### [Given task]
Print each line of the listing once more, precisely as given.

[Stored data entries]
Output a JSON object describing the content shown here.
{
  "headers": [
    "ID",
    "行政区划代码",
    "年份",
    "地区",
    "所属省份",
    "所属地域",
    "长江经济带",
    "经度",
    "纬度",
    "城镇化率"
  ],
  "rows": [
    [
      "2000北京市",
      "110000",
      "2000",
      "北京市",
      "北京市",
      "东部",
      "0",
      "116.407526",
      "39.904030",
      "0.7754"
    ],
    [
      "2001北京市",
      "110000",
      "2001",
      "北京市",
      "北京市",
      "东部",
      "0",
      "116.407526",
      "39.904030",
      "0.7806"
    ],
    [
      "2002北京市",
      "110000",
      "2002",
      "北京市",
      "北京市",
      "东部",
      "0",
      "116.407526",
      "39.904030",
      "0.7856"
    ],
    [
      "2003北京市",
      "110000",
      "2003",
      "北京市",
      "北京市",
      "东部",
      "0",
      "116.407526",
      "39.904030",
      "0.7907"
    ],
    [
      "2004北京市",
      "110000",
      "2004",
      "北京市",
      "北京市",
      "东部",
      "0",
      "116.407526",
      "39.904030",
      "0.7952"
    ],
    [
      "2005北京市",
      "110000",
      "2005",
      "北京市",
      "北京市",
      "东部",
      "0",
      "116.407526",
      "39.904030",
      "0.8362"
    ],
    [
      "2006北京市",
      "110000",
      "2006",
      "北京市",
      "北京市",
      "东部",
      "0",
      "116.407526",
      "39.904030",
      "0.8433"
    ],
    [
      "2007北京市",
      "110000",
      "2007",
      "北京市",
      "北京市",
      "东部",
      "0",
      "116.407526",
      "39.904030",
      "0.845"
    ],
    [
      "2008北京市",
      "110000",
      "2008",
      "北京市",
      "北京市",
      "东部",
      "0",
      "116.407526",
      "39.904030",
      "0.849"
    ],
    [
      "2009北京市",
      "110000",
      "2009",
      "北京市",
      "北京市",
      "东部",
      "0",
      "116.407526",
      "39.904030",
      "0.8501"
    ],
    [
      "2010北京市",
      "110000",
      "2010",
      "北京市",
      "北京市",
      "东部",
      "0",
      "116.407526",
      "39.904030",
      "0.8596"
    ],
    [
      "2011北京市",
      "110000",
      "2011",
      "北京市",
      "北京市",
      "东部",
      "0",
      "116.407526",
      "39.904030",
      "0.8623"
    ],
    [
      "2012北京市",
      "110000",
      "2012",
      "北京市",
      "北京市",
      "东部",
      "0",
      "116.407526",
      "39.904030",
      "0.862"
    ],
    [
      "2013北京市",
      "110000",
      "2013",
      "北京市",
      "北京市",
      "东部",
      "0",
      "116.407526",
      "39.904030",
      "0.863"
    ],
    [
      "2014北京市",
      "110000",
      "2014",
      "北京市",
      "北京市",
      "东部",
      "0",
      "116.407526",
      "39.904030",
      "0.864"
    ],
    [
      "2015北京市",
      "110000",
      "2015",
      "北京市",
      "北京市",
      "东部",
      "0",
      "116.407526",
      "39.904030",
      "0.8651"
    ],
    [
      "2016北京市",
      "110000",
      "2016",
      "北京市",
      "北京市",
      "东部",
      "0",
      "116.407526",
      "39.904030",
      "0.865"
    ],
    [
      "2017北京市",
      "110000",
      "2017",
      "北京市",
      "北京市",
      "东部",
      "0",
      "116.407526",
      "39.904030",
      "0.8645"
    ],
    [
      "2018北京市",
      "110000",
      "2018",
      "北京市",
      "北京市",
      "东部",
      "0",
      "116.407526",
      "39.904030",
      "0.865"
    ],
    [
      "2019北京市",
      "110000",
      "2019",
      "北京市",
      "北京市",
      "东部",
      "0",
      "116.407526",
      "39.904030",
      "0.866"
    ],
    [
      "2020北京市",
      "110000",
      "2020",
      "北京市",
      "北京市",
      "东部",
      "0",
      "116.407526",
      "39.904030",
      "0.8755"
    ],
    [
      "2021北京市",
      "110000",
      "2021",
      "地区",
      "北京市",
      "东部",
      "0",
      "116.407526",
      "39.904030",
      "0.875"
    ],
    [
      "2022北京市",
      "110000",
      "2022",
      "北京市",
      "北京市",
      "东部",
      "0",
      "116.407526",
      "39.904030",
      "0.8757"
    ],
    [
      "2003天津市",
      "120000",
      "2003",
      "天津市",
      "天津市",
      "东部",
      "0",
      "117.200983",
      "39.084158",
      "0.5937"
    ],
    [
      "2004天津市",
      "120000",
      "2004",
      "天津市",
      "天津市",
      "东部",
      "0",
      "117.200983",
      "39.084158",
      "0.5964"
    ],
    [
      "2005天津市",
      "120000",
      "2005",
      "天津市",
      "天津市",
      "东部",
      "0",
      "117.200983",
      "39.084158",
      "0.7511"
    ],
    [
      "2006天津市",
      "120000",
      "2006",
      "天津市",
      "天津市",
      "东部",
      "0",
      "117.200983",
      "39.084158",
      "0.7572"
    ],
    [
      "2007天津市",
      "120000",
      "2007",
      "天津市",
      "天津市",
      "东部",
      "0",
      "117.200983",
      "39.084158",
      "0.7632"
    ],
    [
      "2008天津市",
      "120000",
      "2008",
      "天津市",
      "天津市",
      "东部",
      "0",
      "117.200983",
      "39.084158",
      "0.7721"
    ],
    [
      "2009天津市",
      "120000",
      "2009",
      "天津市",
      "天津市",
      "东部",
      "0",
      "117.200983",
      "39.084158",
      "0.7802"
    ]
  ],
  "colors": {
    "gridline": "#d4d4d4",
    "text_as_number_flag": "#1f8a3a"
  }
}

### [Output of the task]
Output a JSON object describing the content shown here.
{
  "headers": [
    "ID",
    "行政区划代码",
    "年份",
    "地区",
    "所属省份",
    "所属地域",
    "长江经济带",
    "经度",
    "纬度",
    "城镇化率"
  ],
  "rows": [
    [
      "2000北京市",
      "110000",
      "2000",
      "北京市",
      "北京市",
      "东部",
      "0",
      "116.407526",
      "39.904030",
      "0.7754"
    ],
    [
      "2001北京市",
      "110000",
      "2001",
      "北京市",
      "北京市",
      "东部",
      "0",
      "116.407526",
      "39.904030",
      "0.7806"
    ],
    [
      "2002北京市",
      "110000",
      "2002",
      "北京市",
      "北京市",
      "东部",
      "0",
      "116.407526",
      "39.904030",
      "0.7856"
    ],
    [
      "2003北京市",
      "110000",
      "2003",
      "北京市",
      "北京市",
      "东部",
      "0",
      "116.407526",
      "39.904030",
      "0.7907"
    ],
    [
      "2004北京市",
      "110000",
      "2004",
      "北京市",
      "北京市",
      "东部",
      "0",
      "116.407526",
      "39.904030",
      "0.7952"
    ],
    [
      "2005北京市",
      "110000",
      "2005",
      "北京市",
      "北京市",
      "东部",
      "0",
      "116.407526",
      "39.904030",
      "0.8362"
    ],
    [
      "2006北京市",
      "110000",
      "2006",
      "北京市",
      "北京市",
      "东部",
      "0",
      "116.407526",
      "39.904030",
      "0.8433"
    ],
    [
      "2007北京市",
      "110000",
      "2007",
      "北京市",
      "北京市",
      "东部",
      "0",
      "116.407526",
      "39.904030",
      "0.845"
    ],
    [
      "2008北京市",
      "110000",
      "2008",
      "北京市",
      "北京市",
      "东部",
      "0",
      "116.407526",
      "39.904030",
      "0.849"
    ],
    [
      "2009北京市",
      "110000",
      "2009",
      "北京市",
      "北京市",
      "东部",
      "0",
      "116.407526",
      "39.904030",
      "0.8501"
    ],
    [
      "2010北京市",
      "110000",
      "2010",
      "北京市",
      "北京市",
      "东部",
      "0",
      "116.407526",
      "39.904030",
      "0.8596"
    ],
    [
      "2011北京市",
      "110000",
      "2011",
      "北京市",
      "北京市",
      "东部",
      "0",
      "116.407526",
      "39.904030",
      "0.8623"
    ],
    [
      "2012北京市",
      "110000",
      "2012",
      "北京市",
      "北京市",
      "东部",
      "0",
      "116.407526",
      "39.904030",
      "0.862"
    ],
    [
      "2013北京市",
      "110000",
      "2013",
      "北京市",
      "北京市",
      "东部",
      "0",
      "116.407526",
      "39.904030",
      "0.863"
    ],
    [
      "2014北京市",
      "110000",
      "2014",
      "北京市",
      "北京市",
      "东部",
      "0",
      "116.407526",
      "39.904030",
      "0.864"
    ],
    [
      "2015北京市",
      "110000",
      "2015",
      "北京市",
      "北京市",
      "东部",
      "0",
      "116.407526",
      "39.904030",
      "0.8651"
    ],
    [
      "2016北京市",
      "110000",
      "2016",
      "北京市",
      "北京市",
      "东部",
      "0",
      "116.407526",
      "39.904030",
      "0.865"
    ],
    [
      "2017北京市",
      "110000",
      "2017",
      "北京市",
      "北京市",
      "东部",
      "0",
      "116.407526",
      "39.904030",
      "0.8645"
    ],
    [
      "2018北京市",
      "110000",
      "2018",
      "北京市",
      "北京市",
      "东部",
      "0",
      "116.407526",
      "39.904030",
      "0.865"
    ],
    [
      "2019北京市",
      "110000",
      "2019",
      "北京市",
      "北京市",
      "东部",
      "0",
      "116.407526",
      "39.904030",
      "0.866"
    ],
    [
      "2020北京市",
      "110000",
      "2020",
      "北京市",
      "北京市",
      "东部",
      "0",
      "116.407526",
      "39.904030",
      "0.8755"
    ],
    [
      "2021北京市",
      "110000",
      "2021",
      "地区",
      "北京市",
      "东部",
      "0",
      "116.407526",
      "39.904030",
      "0.875"
    ],
    [
      "2022北京市",
      "110000",
      "2022",
      "北京市",
      "北京市",
      "东部",
      "0",
      "116.407526",
      "39.904030",
      "0.8757"
    ],
    [
      "2003天津市",
      "120000",
      "2003",
      "天津市",
      "天津市",
      "东部",
      "0",
      "117.200983",
      "39.084158",
      "0.5937"
    ],
    [
      "2004天津市",
      "120000",
      "2004",
      "天津市",
      "天津市",
      "东部",
      "0",
      "117.200983",
      "39.084158",
      "0.5964"
    ],
    [
      "2005天津市",
      "120000",
      "2005",
      "天津市",
      "天津市",
      "东部",
      "0",
      "117.200983",
      "39.084158",
      "0.7511"
    ],
    [
      "2006天津市",
      "120000",
      "2006",
      "天津市",
      "天津市",
      "东部",
      "0",
      "117.200983",
      "39.084158",
      "0.7572"
    ],
    [
      "2007天津市",
      "120000",
      "2007",
      "天津市",
      "天津市",
      "东部",
      "0",
      "117.200983",
      "39.084158",
      "0.7632"
    ],
    [
      "2008天津市",
      "120000",
      "2008",
      "天津市",
      "天津市",
      "东部",
      "0",
      "117.200983",
      "39.084158",
      "0.7721"
    ],
    [
      "2009天津市",
      "120000",
      "2009",
      "天津市",
      "天津市",
      "东部",
      "0",
      "117.200983",
      "39.084158",
      "0.7802"
    ]
  ],
  "colors": {
    "gridline": "#d4d4d4",
    "text_as_number_flag": "#1f8a3a"
  }
}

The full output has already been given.